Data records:
····················

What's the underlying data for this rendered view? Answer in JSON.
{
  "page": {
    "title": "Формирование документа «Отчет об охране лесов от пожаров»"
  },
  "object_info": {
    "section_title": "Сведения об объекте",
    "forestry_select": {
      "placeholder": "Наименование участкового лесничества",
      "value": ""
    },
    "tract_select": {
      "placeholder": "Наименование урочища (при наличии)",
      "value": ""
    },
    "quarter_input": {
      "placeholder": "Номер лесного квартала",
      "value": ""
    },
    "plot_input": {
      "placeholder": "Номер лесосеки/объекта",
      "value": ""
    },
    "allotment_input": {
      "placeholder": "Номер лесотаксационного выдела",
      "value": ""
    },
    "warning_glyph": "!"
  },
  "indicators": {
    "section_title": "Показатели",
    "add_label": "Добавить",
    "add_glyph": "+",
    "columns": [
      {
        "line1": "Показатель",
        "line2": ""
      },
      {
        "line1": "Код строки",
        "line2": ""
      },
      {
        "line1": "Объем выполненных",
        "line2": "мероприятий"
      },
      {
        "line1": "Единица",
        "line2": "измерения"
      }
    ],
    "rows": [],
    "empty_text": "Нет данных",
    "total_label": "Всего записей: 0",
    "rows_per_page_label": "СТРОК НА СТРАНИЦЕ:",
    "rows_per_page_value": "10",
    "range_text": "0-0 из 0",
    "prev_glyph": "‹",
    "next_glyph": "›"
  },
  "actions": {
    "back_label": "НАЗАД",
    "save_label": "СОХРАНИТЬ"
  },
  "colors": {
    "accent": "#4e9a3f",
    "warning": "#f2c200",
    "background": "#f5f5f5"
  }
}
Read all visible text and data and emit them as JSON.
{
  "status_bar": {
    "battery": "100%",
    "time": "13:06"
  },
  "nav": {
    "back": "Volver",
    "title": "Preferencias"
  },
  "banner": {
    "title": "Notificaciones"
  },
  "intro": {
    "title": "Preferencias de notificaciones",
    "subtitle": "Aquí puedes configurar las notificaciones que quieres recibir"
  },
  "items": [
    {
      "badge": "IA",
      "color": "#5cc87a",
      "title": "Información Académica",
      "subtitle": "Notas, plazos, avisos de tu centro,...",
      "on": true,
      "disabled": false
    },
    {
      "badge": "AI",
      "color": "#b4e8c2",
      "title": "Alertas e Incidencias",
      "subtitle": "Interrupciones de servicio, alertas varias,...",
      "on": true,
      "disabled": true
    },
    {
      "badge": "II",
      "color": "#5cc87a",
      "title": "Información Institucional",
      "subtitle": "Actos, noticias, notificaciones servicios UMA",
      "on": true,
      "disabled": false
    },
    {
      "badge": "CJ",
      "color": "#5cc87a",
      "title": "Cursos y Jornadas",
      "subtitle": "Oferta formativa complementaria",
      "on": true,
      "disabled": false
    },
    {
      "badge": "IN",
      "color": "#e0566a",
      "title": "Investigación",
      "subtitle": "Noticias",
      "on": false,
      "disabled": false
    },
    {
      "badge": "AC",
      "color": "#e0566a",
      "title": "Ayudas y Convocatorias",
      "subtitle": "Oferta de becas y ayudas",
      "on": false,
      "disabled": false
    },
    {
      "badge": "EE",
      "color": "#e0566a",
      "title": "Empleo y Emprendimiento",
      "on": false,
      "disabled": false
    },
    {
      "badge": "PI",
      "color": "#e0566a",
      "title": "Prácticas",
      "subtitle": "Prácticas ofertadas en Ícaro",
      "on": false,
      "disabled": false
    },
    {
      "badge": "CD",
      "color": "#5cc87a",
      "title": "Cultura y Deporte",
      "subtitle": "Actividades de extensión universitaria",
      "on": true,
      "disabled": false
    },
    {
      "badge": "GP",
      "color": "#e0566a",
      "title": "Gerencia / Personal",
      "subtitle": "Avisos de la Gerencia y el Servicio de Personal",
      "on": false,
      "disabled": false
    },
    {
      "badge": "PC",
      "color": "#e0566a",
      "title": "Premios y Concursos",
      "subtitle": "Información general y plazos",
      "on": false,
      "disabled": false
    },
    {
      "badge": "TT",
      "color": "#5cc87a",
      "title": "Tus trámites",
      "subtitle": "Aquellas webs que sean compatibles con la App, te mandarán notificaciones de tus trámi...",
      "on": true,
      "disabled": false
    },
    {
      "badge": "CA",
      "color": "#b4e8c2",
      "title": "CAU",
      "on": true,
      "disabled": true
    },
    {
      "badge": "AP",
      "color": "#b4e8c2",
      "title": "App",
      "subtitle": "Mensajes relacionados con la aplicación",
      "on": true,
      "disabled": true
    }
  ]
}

····················

What the task asks: Every entry should be output exactly as written, please.

Output for this exercise:
What's the underlying data for this rendered view? Answer in JSON.
{
  "page": {
    "title": "Формирование документа «Отчет об охране лесов от пожаров»"
  },
  "object_info": {
    "section_title": "Сведения об объекте",
    "forestry_select": {
      "placeholder": "Наименование участкового лесничества",
      "value": ""
    },
    "tract_select": {
      "placeholder": "Наименование урочища (при наличии)",
      "value": ""
    },
    "quarter_input": {
      "placeholder": "Номер лесного квартала",
      "value": ""
    },
    "plot_input": {
      "placeholder": "Номер лесосеки/объекта",
      "value": ""
    },
    "allotment_input": {
      "placeholder": "Номер лесотаксационного выдела",
      "value": ""
    },
    "warning_glyph": "!"
  },
  "indicators": {
    "section_title": "Показатели",
    "add_label": "Добавить",
    "add_glyph": "+",
    "columns": [
      {
        "line1": "Показатель",
        "line2": ""
      },
      {
        "line1": "Код строки",
        "line2": ""
      },
      {
        "line1": "Объем выполненных",
        "line2": "мероприятий"
      },
      {
        "line1": "Единица",
        "line2": "измерения"
      }
    ],
    "rows": [],
    "empty_text": "Нет данных",
    "total_label": "Всего записей: 0",
    "rows_per_page_label": "СТРОК НА СТРАНИЦЕ:",
    "rows_per_page_value": "10",
    "range_text": "0-0 из 0",
    "prev_glyph": "‹",
    "next_glyph": "›"
  },
  "actions": {
    "back_label": "НАЗАД",
    "save_label": "СОХРАНИТЬ"
  },
  "colors": {
    "accent": "#4e9a3f",
    "warning": "#f2c200",
    "background": "#f5f5f5"
  }
}
Read all visible text and data and emit them as JSON.
{
  "status_bar": {
    "battery": "100%",
    "time": "13:06"
  },
  "nav": {
    "back": "Volver",
    "title": "Preferencias"
  },
  "banner": {
    "title": "Notificaciones"
  },
  "intro": {
    "title": "Preferencias de notificaciones",
    "subtitle": "Aquí puedes configurar las notificaciones que quieres recibir"
  },
  "items": [
    {
      "badge": "IA",
      "color": "#5cc87a",
      "title": "Información Académica",
      "subtitle": "Notas, plazos, avisos de tu centro,...",
      "on": true,
      "disabled": false
    },
    {
      "badge": "AI",
      "color": "#b4e8c2",
      "title": "Alertas e Incidencias",
      "subtitle": "Interrupciones de servicio, alertas varias,...",
      "on": true,
      "disabled": true
    },
    {
      "badge": "II",
      "color": "#5cc87a",
      "title": "Información Institucional",
      "subtitle": "Actos, noticias, notificaciones servicios UMA",
      "on": true,
      "disabled": false
    },
    {
      "badge": "CJ",
      "color": "#5cc87a",
      "title": "Cursos y Jornadas",
      "subtitle": "Oferta formativa complementaria",
      "on": true,
      "disabled": false
    },
    {
      "badge": "IN",
      "color": "#e0566a",
      "title": "Investigación",
      "subtitle": "Noticias",
      "on": false,
      "disabled": false
    },
    {
      "badge": "AC",
      "color": "#e0566a",
      "title": "Ayudas y Convocatorias",
      "subtitle": "Oferta de becas y ayudas",
      "on": false,
      "disabled": false
    },
    {
      "badge": "EE",
      "color": "#e0566a",
      "title": "Empleo y Emprendimiento",
      "on": false,
      "disabled": false
    },
    {
      "badge": "PI",
      "color": "#e0566a",
      "title": "Prácticas",
      "subtitle": "Prácticas ofertadas en Ícaro",
      "on": false,
      "disabled": false
    },
    {
      "badge": "CD",
      "color": "#5cc87a",
      "title": "Cultura y Deporte",
      "subtitle": "Actividades de extensión universitaria",
      "on": true,
      "disabled": false
    },
    {
      "badge": "GP",
      "color": "#e0566a",
      "title": "Gerencia / Personal",
      "subtitle": "Avisos de la Gerencia y el Servicio de Personal",
      "on": false,
      "disabled": false
    },
    {
      "badge": "PC",
      "color": "#e0566a",
      "title": "Premios y Concursos",
      "subtitle": "Información general y plazos",
      "on": false,
      "disabled": false
    },
    {
      "badge": "TT",
      "color": "#5cc87a",
      "title": "Tus trámites",
      "subtitle": "Aquellas webs que sean compatibles con la App, te mandarán notificaciones de tus trámi...",
      "on": true,
      "disabled": false
    },
    {
      "badge": "CA",
      "color": "#b4e8c2",
      "title": "CAU",
      "on": true,
      "disabled": true
    },
    {
      "badge": "AP",
      "color": "#b4e8c2",
      "title": "App",
      "subtitle": "Mensajes relacionados con la aplicación",
      "on": true,
      "disabled": true
    }
  ]
}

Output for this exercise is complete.